* [Direction] All the data should be repeated exactly. Any image in it is left out.

* [Data extract]
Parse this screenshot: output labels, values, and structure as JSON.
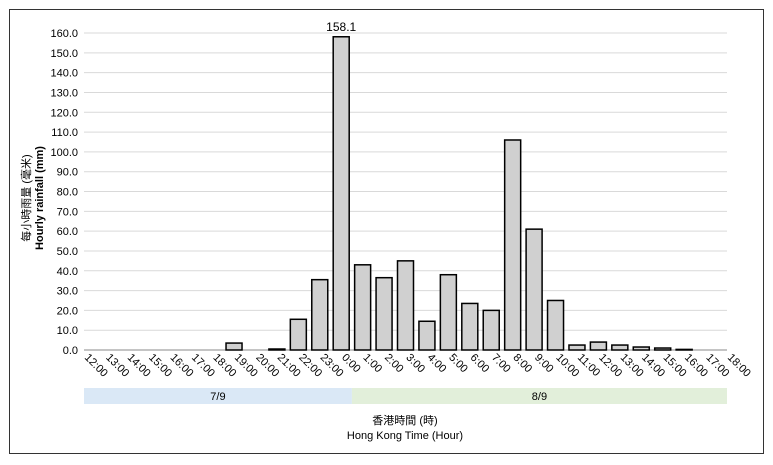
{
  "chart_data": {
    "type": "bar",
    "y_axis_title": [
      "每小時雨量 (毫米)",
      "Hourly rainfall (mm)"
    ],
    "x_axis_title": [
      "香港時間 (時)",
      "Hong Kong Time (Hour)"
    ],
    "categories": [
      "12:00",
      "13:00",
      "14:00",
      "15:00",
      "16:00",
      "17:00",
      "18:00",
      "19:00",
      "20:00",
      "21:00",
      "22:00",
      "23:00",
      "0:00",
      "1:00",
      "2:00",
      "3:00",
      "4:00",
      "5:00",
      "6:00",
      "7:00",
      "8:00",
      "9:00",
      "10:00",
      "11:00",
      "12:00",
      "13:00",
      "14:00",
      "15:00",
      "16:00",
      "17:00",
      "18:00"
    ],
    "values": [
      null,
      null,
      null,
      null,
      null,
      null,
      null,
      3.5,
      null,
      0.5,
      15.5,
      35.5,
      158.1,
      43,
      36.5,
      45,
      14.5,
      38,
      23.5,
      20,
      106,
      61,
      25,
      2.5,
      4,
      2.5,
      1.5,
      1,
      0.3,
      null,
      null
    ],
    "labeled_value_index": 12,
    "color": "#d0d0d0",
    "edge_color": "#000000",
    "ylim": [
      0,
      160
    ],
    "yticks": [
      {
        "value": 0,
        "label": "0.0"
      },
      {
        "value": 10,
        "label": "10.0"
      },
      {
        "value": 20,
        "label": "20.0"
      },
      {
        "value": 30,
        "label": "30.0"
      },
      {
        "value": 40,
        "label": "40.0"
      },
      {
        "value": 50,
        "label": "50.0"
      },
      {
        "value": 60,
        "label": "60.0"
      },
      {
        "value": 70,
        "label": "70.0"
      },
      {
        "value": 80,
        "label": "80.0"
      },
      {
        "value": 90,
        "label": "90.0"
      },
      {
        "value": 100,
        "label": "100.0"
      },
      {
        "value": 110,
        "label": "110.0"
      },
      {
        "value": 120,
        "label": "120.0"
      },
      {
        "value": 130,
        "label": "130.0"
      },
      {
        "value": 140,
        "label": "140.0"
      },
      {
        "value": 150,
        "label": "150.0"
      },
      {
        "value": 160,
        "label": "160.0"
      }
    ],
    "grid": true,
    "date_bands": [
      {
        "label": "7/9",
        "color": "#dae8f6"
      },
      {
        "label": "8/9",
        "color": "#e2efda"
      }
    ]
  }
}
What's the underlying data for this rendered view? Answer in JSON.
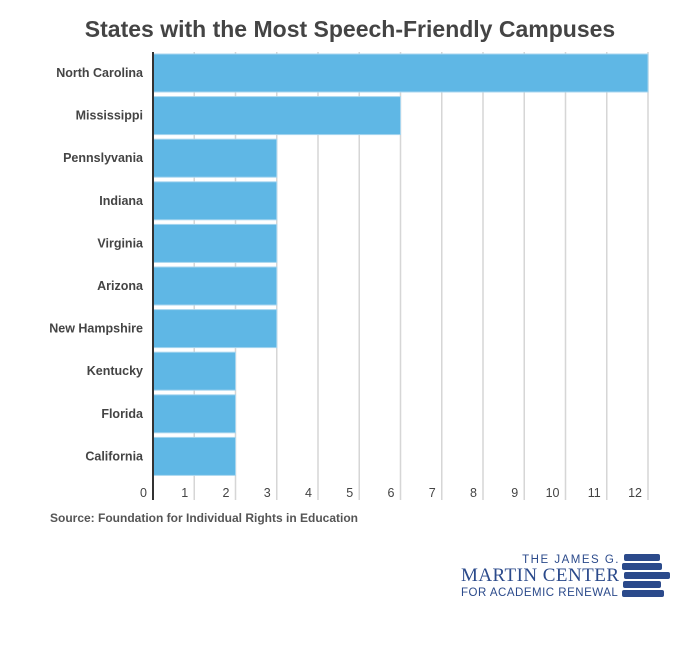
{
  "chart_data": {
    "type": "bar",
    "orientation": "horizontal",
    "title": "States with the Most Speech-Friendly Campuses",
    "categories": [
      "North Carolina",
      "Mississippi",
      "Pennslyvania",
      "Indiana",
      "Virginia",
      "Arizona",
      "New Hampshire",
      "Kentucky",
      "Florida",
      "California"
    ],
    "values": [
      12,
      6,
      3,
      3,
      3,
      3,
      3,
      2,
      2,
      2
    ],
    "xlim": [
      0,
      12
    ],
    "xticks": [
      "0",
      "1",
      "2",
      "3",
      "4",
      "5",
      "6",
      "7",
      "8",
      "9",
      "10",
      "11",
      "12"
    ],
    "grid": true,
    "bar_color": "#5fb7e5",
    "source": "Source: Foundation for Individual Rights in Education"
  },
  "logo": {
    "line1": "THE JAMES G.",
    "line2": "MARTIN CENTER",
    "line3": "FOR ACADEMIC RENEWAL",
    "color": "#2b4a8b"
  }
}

* [Solved exercise]
Parse this screenshot: output labels, values, and structure as JSON.
{
  "chart_data": {
    "type": "bar",
    "y_axis_title": [
      "每小時雨量 (毫米)",
      "Hourly rainfall (mm)"
    ],
    "x_axis_title": [
      "香港時間 (時)",
      "Hong Kong Time (Hour)"
    ],
    "categories": [
      "12:00",
      "13:00",
      "14:00",
      "15:00",
      "16:00",
      "17:00",
      "18:00",
      "19:00",
      "20:00",
      "21:00",
      "22:00",
      "23:00",
      "0:00",
      "1:00",
      "2:00",
      "3:00",
      "4:00",
      "5:00",
      "6:00",
      "7:00",
      "8:00",
      "9:00",
      "10:00",
      "11:00",
      "12:00",
      "13:00",
      "14:00",
      "15:00",
      "16:00",
      "17:00",
      "18:00"
    ],
    "values": [
      null,
      null,
      null,
      null,
      null,
      null,
      null,
      3.5,
      null,
      0.5,
      15.5,
      35.5,
      158.1,
      43,
      36.5,
      45,
      14.5,
      38,
      23.5,
      20,
      106,
      61,
      25,
      2.5,
      4,
      2.5,
      1.5,
      1,
      0.3,
      null,
      null
    ],
    "labeled_value_index": 12,
    "color": "#d0d0d0",
    "edge_color": "#000000",
    "ylim": [
      0,
      160
    ],
    "yticks": [
      {
        "value": 0,
        "label": "0.0"
      },
      {
        "value": 10,
        "label": "10.0"
      },
      {
        "value": 20,
        "label": "20.0"
      },
      {
        "value": 30,
        "label": "30.0"
      },
      {
        "value": 40,
        "label": "40.0"
      },
      {
        "value": 50,
        "label": "50.0"
      },
      {
        "value": 60,
        "label": "60.0"
      },
      {
        "value": 70,
        "label": "70.0"
      },
      {
        "value": 80,
        "label": "80.0"
      },
      {
        "value": 90,
        "label": "90.0"
      },
      {
        "value": 100,
        "label": "100.0"
      },
      {
        "value": 110,
        "label": "110.0"
      },
      {
        "value": 120,
        "label": "120.0"
      },
      {
        "value": 130,
        "label": "130.0"
      },
      {
        "value": 140,
        "label": "140.0"
      },
      {
        "value": 150,
        "label": "150.0"
      },
      {
        "value": 160,
        "label": "160.0"
      }
    ],
    "grid": true,
    "date_bands": [
      {
        "label": "7/9",
        "color": "#dae8f6"
      },
      {
        "label": "8/9",
        "color": "#e2efda"
      }
    ]
  }
}
What's the underlying data for this rendered view? Answer in JSON.
{
  "chart_data": {
    "type": "bar",
    "orientation": "horizontal",
    "title": "States with the Most Speech-Friendly Campuses",
    "categories": [
      "North Carolina",
      "Mississippi",
      "Pennslyvania",
      "Indiana",
      "Virginia",
      "Arizona",
      "New Hampshire",
      "Kentucky",
      "Florida",
      "California"
    ],
    "values": [
      12,
      6,
      3,
      3,
      3,
      3,
      3,
      2,
      2,
      2
    ],
    "xlim": [
      0,
      12
    ],
    "xticks": [
      "0",
      "1",
      "2",
      "3",
      "4",
      "5",
      "6",
      "7",
      "8",
      "9",
      "10",
      "11",
      "12"
    ],
    "grid": true,
    "bar_color": "#5fb7e5",
    "source": "Source: Foundation for Individual Rights in Education"
  },
  "logo": {
    "line1": "THE JAMES G.",
    "line2": "MARTIN CENTER",
    "line3": "FOR ACADEMIC RENEWAL",
    "color": "#2b4a8b"
  }
}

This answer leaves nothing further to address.